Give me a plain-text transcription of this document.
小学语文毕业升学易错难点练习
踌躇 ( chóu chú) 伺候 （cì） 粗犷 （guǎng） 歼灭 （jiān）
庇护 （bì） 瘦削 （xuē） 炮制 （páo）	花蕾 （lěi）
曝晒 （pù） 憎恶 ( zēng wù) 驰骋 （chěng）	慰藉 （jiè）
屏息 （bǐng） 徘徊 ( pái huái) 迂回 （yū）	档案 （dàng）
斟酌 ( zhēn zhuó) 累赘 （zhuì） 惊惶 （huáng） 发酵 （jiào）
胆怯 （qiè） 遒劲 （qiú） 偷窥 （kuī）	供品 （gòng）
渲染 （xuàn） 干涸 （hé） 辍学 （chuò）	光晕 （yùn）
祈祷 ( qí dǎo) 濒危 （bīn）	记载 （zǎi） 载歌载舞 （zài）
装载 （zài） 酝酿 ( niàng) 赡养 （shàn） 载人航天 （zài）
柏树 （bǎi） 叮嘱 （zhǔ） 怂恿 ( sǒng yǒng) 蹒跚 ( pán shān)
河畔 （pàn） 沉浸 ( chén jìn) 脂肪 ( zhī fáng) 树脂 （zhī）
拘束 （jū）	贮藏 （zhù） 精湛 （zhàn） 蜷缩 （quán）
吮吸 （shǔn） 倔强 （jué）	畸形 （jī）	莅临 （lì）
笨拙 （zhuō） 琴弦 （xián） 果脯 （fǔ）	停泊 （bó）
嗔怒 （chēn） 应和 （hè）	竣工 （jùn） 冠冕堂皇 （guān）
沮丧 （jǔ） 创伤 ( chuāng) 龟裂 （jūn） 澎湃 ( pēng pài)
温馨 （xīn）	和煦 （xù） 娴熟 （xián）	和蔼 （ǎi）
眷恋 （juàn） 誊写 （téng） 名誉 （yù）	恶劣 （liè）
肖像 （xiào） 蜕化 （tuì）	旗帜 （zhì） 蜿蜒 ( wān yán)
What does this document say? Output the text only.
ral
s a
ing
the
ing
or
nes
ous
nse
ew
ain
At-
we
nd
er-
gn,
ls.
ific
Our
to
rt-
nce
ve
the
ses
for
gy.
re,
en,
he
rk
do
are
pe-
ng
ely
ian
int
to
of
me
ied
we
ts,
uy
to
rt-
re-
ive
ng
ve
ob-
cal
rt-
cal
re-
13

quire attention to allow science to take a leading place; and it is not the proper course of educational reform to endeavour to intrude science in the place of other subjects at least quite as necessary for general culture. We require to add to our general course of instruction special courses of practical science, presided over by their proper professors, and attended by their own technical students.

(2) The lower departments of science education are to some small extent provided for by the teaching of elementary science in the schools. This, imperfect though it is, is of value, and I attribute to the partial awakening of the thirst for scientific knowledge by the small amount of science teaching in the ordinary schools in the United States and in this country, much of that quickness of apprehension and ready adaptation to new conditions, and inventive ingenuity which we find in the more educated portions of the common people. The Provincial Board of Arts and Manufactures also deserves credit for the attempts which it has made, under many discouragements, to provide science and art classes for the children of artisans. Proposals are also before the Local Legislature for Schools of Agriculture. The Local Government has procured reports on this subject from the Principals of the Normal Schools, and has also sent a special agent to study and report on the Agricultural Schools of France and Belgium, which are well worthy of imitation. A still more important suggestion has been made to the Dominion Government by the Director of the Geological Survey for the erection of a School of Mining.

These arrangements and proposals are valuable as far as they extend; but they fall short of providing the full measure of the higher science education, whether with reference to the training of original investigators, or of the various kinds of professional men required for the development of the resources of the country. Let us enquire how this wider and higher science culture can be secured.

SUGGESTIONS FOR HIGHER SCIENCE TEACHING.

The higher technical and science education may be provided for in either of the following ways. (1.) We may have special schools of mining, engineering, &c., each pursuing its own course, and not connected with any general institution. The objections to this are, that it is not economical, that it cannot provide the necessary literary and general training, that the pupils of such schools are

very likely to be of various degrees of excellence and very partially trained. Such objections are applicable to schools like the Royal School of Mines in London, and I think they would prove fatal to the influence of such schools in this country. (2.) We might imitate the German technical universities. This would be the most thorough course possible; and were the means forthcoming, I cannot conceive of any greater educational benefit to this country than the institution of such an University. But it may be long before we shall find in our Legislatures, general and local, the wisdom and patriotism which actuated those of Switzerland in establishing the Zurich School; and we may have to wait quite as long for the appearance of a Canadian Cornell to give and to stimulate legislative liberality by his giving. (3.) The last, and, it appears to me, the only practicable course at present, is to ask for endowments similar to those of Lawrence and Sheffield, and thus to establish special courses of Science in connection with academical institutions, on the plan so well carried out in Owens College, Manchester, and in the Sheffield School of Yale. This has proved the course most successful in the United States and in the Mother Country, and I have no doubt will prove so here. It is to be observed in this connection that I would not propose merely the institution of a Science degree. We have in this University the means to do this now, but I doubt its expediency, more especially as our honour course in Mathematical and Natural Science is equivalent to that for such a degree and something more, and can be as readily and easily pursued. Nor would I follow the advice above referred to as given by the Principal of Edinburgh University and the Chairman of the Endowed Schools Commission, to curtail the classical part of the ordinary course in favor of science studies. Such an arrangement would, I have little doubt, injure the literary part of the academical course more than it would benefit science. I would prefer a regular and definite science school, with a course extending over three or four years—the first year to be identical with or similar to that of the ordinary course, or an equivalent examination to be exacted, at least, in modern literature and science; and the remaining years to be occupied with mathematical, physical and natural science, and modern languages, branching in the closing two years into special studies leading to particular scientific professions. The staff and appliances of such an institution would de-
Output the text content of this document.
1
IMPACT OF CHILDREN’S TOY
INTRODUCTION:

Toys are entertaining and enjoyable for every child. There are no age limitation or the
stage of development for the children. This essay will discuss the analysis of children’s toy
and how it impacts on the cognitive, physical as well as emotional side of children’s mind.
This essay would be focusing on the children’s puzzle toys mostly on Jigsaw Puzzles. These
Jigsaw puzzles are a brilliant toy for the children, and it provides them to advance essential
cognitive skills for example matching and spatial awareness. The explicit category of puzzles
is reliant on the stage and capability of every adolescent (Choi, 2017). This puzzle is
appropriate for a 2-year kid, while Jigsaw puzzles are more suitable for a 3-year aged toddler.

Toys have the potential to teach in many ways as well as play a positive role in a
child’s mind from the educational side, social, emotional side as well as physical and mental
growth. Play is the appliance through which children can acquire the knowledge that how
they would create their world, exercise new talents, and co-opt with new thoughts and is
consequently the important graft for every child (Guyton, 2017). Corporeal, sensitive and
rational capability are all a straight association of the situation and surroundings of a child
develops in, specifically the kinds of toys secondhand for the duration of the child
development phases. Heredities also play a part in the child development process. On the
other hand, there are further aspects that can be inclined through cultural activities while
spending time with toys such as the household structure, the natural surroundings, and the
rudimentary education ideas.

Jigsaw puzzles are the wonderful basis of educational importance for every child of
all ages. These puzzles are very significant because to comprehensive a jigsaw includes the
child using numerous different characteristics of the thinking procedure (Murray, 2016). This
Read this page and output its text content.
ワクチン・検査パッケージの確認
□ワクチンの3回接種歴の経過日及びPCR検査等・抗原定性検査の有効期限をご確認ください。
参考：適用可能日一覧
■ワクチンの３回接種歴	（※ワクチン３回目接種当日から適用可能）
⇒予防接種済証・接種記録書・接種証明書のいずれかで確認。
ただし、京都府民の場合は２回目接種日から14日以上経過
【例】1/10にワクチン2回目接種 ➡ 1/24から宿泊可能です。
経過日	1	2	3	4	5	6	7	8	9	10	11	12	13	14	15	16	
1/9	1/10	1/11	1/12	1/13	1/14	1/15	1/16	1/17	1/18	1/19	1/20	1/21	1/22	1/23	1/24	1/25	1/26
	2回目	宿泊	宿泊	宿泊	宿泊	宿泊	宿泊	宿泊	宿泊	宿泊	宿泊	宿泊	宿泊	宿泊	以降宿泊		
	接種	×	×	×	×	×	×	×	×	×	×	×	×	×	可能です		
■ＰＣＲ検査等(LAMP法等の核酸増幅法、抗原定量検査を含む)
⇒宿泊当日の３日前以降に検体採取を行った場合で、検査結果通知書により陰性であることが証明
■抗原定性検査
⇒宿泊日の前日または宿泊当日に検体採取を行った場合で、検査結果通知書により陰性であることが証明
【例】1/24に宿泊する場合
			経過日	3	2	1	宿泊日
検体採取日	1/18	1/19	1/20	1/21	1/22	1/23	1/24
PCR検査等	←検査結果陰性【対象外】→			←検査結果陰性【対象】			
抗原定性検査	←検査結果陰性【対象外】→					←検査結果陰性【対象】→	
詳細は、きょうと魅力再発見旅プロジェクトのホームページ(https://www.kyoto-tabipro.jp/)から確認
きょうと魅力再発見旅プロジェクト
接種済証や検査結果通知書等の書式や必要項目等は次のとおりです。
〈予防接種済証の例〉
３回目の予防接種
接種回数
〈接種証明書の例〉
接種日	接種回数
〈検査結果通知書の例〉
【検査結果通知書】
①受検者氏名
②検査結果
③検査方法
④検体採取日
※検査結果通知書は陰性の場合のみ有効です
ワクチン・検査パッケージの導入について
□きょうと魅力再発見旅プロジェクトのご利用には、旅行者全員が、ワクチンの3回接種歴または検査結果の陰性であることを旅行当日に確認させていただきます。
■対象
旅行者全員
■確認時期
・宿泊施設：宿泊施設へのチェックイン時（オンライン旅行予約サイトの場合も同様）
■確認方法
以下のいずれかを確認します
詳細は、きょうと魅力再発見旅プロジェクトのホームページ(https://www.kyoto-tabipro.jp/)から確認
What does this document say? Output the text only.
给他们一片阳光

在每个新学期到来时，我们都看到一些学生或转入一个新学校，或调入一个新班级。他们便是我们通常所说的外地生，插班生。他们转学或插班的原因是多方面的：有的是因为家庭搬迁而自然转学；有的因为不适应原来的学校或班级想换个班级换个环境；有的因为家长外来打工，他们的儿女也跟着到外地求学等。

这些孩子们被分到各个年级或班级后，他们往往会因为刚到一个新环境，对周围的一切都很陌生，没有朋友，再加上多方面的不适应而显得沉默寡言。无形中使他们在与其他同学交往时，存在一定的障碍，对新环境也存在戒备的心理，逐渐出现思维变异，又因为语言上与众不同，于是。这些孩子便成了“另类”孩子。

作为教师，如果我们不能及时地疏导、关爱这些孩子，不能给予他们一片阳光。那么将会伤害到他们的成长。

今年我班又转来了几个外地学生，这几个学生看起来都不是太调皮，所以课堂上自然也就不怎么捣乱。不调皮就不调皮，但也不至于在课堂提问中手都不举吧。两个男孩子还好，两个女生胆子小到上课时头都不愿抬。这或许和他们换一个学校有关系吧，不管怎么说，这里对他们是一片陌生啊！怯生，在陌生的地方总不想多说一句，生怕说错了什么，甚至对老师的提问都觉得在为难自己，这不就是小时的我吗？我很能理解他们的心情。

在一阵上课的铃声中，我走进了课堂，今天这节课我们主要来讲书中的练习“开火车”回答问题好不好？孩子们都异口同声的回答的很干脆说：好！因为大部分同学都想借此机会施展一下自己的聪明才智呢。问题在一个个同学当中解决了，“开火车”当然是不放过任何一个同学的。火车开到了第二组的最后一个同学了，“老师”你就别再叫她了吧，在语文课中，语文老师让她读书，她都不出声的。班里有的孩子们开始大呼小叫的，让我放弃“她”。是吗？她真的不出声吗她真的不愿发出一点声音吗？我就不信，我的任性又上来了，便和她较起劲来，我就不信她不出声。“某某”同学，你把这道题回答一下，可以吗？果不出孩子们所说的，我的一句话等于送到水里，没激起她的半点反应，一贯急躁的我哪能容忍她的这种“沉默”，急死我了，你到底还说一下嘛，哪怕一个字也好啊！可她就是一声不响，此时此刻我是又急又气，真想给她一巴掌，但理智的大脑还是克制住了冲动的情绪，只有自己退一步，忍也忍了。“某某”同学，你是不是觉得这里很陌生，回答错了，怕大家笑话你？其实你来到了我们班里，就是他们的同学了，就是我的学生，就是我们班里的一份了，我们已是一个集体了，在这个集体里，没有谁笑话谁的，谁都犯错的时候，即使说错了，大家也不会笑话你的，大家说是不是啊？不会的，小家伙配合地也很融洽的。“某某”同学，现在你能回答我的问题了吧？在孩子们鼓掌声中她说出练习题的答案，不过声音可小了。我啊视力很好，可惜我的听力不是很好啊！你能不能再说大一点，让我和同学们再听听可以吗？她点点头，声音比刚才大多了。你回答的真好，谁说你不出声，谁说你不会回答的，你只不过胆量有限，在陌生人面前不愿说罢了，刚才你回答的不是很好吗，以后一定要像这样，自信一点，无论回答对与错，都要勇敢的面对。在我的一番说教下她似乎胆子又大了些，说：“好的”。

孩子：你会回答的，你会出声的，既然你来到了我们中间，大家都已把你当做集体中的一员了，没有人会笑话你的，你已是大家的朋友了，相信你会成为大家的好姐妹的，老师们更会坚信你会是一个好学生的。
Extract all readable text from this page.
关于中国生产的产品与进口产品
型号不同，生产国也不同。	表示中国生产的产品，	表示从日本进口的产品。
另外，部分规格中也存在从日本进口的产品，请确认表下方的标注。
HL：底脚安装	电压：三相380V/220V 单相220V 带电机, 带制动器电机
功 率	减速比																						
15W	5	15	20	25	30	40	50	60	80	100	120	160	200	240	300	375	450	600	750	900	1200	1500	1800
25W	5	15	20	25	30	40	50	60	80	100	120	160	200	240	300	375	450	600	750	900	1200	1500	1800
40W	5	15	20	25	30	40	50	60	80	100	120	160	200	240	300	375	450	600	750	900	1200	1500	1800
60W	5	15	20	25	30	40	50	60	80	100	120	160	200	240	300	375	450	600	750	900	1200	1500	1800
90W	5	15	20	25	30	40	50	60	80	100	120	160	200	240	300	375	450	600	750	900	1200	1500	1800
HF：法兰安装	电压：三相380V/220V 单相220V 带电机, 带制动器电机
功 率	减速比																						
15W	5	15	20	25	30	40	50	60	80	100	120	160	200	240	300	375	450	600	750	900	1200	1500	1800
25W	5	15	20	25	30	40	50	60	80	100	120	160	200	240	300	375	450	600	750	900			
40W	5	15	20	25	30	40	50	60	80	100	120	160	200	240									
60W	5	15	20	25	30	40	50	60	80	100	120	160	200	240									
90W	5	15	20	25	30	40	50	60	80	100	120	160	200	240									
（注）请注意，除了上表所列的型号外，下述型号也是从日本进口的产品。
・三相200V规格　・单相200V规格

....

* **OBJECTIVE**
Take every line that includes the string "検査結果陰性" and copy it.

* **SOLUTION**
PCR検査等	←検査結果陰性【対象外】→			←検査結果陰性【対象】			
抗原定性検査	←検査結果陰性【対象外】→					←検査結果陰性【対象】→	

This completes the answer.